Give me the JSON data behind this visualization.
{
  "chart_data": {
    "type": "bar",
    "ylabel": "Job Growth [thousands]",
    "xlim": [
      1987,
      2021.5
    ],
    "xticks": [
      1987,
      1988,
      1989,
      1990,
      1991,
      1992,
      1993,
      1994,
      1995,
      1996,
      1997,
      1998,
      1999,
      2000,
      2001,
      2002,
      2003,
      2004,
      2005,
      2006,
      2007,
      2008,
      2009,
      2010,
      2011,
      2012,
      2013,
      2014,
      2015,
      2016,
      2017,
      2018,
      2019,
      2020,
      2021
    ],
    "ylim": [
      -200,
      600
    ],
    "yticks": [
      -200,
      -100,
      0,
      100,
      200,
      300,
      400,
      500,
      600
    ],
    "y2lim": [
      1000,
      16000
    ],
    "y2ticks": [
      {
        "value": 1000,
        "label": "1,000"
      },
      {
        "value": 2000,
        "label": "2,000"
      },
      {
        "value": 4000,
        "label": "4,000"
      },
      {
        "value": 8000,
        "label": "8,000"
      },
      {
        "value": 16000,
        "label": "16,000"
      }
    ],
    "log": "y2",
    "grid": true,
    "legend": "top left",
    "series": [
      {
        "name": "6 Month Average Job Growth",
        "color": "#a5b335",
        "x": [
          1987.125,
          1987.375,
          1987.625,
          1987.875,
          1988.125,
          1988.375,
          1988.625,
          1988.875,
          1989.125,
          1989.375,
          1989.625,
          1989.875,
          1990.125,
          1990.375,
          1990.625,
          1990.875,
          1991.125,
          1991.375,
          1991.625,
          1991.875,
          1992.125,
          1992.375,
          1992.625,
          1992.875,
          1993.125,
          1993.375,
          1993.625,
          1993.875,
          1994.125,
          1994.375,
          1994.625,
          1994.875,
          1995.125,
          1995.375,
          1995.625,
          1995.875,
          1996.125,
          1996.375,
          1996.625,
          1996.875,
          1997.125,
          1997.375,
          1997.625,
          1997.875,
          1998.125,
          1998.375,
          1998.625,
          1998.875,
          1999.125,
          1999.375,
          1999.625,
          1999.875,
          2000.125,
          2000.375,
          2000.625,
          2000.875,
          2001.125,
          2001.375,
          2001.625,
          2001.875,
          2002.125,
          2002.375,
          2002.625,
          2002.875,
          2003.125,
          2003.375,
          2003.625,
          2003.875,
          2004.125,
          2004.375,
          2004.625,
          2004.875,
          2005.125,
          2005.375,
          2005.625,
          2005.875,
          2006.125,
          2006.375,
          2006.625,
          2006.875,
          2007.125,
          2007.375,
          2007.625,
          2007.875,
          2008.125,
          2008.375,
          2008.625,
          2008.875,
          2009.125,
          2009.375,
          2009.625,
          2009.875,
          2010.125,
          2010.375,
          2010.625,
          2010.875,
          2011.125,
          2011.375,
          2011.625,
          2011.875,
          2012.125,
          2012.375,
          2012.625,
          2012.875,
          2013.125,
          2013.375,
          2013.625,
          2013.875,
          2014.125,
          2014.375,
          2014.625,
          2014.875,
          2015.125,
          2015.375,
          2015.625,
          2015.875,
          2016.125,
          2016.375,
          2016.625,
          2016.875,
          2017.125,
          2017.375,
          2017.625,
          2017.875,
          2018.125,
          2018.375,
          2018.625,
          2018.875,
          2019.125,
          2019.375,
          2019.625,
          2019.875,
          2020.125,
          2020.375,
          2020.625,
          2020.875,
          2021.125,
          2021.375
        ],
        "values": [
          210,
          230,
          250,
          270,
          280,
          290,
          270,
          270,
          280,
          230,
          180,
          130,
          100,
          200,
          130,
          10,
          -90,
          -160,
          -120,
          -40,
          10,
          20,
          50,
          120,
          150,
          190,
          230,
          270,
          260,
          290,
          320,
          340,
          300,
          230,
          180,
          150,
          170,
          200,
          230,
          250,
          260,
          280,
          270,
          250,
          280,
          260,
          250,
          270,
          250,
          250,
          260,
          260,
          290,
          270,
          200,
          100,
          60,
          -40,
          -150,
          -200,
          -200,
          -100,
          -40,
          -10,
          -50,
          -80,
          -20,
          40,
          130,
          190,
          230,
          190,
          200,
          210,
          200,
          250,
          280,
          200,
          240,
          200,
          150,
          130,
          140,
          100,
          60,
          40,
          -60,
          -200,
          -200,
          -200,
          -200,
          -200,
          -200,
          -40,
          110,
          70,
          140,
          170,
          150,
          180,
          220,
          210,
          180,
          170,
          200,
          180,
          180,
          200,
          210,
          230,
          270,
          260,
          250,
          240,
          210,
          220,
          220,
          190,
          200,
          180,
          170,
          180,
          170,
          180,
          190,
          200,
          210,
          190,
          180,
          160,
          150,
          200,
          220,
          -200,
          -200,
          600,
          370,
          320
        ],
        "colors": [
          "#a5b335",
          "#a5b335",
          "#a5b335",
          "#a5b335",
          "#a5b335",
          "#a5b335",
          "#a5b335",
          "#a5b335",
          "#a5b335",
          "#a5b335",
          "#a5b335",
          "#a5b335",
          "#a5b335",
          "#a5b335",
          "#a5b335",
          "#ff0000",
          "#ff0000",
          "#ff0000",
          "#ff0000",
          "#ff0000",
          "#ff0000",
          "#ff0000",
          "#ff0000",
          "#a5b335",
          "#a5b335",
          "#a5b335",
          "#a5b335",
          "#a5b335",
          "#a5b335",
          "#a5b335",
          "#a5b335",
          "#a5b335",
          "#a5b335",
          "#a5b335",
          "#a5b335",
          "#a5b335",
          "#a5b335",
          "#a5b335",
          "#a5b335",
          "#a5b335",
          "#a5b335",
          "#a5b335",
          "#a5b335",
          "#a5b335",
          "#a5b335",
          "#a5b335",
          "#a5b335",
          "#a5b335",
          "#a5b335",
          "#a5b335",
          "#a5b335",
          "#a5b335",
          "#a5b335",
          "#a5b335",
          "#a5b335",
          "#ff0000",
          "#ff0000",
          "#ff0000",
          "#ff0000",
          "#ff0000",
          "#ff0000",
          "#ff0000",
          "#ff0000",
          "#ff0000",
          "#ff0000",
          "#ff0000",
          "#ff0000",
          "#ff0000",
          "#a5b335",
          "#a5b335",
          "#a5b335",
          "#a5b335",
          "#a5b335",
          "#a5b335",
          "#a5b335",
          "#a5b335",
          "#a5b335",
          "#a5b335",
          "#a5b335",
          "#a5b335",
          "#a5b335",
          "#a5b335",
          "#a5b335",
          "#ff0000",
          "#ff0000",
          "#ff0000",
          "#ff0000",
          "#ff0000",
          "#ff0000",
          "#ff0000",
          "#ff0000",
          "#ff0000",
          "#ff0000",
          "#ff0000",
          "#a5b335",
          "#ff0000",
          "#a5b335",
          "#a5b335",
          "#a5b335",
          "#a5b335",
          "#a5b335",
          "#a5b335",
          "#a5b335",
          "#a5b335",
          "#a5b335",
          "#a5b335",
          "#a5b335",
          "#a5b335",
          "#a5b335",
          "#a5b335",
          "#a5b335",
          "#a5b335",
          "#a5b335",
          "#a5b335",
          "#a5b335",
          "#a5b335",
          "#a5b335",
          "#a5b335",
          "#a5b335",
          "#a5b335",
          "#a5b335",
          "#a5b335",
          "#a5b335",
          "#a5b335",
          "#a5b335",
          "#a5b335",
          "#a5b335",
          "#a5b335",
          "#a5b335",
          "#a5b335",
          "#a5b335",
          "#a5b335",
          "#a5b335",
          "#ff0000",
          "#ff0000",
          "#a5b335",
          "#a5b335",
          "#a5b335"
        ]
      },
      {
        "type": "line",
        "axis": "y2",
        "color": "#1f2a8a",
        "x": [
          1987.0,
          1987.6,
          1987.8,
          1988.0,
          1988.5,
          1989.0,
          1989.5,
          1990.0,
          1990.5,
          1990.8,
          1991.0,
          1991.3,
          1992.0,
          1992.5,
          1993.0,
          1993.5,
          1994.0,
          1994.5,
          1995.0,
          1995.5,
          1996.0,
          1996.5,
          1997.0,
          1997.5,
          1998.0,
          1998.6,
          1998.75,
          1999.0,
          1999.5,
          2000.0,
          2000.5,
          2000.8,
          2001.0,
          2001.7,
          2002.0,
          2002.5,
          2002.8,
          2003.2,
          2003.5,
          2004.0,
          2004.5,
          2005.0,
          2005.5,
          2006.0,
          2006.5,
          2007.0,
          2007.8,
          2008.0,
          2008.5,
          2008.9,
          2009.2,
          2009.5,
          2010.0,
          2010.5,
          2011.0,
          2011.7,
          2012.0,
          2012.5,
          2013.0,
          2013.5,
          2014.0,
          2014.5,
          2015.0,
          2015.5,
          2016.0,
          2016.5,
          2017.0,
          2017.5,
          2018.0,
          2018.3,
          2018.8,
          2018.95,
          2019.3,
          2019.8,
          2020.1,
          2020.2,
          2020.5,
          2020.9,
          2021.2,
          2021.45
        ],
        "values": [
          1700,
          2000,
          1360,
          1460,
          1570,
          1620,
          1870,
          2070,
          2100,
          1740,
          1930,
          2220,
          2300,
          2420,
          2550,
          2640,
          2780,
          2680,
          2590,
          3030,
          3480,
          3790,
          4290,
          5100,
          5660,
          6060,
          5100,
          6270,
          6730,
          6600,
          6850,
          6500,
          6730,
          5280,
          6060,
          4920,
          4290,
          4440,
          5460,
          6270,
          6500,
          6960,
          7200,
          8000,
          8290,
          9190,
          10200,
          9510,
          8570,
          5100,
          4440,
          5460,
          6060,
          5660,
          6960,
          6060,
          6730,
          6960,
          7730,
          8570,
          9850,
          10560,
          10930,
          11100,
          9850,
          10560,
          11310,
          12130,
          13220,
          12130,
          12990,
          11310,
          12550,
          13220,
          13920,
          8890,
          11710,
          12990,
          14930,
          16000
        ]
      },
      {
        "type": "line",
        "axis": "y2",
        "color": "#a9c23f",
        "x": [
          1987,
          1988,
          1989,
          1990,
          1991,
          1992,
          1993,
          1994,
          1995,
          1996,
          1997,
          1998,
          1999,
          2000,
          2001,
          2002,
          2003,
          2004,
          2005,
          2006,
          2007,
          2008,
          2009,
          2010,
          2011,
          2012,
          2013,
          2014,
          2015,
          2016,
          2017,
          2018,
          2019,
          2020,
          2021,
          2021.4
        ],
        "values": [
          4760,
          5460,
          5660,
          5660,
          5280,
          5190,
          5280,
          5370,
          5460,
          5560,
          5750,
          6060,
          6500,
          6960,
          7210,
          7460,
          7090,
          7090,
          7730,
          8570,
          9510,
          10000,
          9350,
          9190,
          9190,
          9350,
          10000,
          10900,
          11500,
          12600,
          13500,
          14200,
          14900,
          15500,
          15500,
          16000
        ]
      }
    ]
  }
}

## PROBLEM
Locate the word "Growth" in the records and collect each line it appears in.

## TASK OUTPUT
    "ylabel": "Job Growth [thousands]",
        "name": "6 Month Average Job Growth",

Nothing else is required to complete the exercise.